>>>>>

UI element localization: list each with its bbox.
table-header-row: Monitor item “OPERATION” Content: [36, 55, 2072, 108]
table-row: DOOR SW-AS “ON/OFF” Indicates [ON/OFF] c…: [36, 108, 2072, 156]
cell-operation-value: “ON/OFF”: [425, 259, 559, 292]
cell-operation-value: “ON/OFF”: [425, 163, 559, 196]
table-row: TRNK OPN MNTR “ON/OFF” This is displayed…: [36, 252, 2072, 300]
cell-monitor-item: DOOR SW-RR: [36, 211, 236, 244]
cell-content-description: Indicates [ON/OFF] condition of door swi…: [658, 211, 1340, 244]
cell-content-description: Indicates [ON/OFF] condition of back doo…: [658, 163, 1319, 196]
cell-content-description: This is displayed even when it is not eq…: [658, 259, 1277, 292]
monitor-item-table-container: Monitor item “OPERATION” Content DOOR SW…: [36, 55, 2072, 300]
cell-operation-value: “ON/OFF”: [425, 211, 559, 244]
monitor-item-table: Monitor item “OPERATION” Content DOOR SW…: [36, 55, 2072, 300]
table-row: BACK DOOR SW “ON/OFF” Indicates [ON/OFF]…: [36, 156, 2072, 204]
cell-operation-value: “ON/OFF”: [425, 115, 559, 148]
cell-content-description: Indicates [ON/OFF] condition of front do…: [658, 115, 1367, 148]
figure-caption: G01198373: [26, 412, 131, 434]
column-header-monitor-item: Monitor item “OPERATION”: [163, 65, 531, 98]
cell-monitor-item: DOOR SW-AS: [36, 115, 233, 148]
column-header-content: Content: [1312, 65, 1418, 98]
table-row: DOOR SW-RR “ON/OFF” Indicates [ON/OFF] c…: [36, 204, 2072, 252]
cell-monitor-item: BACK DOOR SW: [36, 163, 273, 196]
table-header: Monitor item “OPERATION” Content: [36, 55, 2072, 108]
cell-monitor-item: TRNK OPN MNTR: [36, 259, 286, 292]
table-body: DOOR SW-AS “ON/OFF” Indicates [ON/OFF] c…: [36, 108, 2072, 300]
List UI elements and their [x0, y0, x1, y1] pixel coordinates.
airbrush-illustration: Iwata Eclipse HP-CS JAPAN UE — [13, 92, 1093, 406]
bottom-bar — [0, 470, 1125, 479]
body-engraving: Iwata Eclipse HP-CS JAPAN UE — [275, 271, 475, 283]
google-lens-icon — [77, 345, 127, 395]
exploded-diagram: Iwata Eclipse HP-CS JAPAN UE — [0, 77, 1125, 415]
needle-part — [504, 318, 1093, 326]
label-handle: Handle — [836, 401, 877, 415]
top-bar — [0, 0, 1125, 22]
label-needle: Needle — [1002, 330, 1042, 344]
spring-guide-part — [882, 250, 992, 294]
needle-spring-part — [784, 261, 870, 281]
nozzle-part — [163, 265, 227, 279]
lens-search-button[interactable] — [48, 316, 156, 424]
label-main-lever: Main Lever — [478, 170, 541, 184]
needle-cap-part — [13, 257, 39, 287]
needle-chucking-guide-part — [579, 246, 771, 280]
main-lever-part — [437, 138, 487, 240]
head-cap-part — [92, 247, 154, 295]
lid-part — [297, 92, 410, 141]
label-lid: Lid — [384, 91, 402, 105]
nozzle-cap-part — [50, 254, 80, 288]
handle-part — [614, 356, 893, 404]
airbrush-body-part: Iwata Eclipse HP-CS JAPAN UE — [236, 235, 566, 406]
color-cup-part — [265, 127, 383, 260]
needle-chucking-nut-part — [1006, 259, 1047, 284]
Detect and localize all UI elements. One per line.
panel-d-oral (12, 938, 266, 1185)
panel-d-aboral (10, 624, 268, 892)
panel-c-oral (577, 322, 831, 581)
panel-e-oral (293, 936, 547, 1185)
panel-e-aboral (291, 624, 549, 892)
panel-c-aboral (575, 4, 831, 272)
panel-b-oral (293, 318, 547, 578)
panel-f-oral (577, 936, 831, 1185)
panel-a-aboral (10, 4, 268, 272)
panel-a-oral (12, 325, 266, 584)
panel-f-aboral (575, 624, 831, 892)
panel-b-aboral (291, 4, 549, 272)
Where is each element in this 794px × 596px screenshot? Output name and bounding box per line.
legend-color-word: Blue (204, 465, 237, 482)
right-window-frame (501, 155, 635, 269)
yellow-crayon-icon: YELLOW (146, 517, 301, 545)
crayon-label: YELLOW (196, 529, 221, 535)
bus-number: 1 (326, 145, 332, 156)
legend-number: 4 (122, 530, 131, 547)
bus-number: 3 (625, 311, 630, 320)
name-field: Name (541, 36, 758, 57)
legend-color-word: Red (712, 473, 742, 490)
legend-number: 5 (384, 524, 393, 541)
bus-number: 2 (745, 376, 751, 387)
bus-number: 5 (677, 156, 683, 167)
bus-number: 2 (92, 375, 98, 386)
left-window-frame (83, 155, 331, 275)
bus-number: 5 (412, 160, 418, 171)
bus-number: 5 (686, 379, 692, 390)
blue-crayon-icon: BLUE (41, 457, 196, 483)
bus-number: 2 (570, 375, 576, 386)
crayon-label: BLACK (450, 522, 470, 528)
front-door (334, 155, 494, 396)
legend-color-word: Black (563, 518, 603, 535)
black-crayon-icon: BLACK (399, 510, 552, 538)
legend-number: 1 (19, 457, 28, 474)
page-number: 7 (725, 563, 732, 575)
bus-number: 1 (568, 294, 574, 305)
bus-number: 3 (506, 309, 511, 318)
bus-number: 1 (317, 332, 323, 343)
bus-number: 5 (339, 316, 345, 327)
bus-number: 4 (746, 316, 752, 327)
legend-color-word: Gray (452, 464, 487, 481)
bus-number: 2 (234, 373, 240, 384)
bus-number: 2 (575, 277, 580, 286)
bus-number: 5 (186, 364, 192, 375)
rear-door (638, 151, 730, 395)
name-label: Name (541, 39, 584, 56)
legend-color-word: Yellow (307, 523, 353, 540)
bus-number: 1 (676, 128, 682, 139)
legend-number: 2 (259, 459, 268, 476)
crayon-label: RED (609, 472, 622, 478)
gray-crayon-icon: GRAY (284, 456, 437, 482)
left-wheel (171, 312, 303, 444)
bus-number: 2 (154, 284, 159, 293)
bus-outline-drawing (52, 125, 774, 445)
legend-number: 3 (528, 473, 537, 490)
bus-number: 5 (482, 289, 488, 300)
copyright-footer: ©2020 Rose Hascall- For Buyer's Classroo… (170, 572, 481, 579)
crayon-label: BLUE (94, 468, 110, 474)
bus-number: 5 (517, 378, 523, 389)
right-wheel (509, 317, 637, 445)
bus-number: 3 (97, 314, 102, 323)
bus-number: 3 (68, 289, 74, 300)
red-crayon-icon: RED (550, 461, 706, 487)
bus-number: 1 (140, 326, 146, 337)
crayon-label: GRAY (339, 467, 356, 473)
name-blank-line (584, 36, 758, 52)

<<<<<

== Written exercise ==
Please copy word for word the stretch of the records from the very start through the line containing "cell-content-description: Indicates [ON/OFF] condition of back".

== Complete answer ==
UI element localization: list each with its bbox.
table-header-row: Monitor item “OPERATION” Content: [36, 55, 2072, 108]
table-row: DOOR SW-AS “ON/OFF” Indicates [ON/OFF] c…: [36, 108, 2072, 156]
cell-operation-value: “ON/OFF”: [425, 259, 559, 292]
cell-operation-value: “ON/OFF”: [425, 163, 559, 196]
table-row: TRNK OPN MNTR “ON/OFF” This is displayed…: [36, 252, 2072, 300]
cell-monitor-item: DOOR SW-RR: [36, 211, 236, 244]
cell-content-description: Indicates [ON/OFF] condition of door swi…: [658, 211, 1340, 244]
cell-content-description: Indicates [ON/OFF] condition of back doo…: [658, 163, 1319, 196]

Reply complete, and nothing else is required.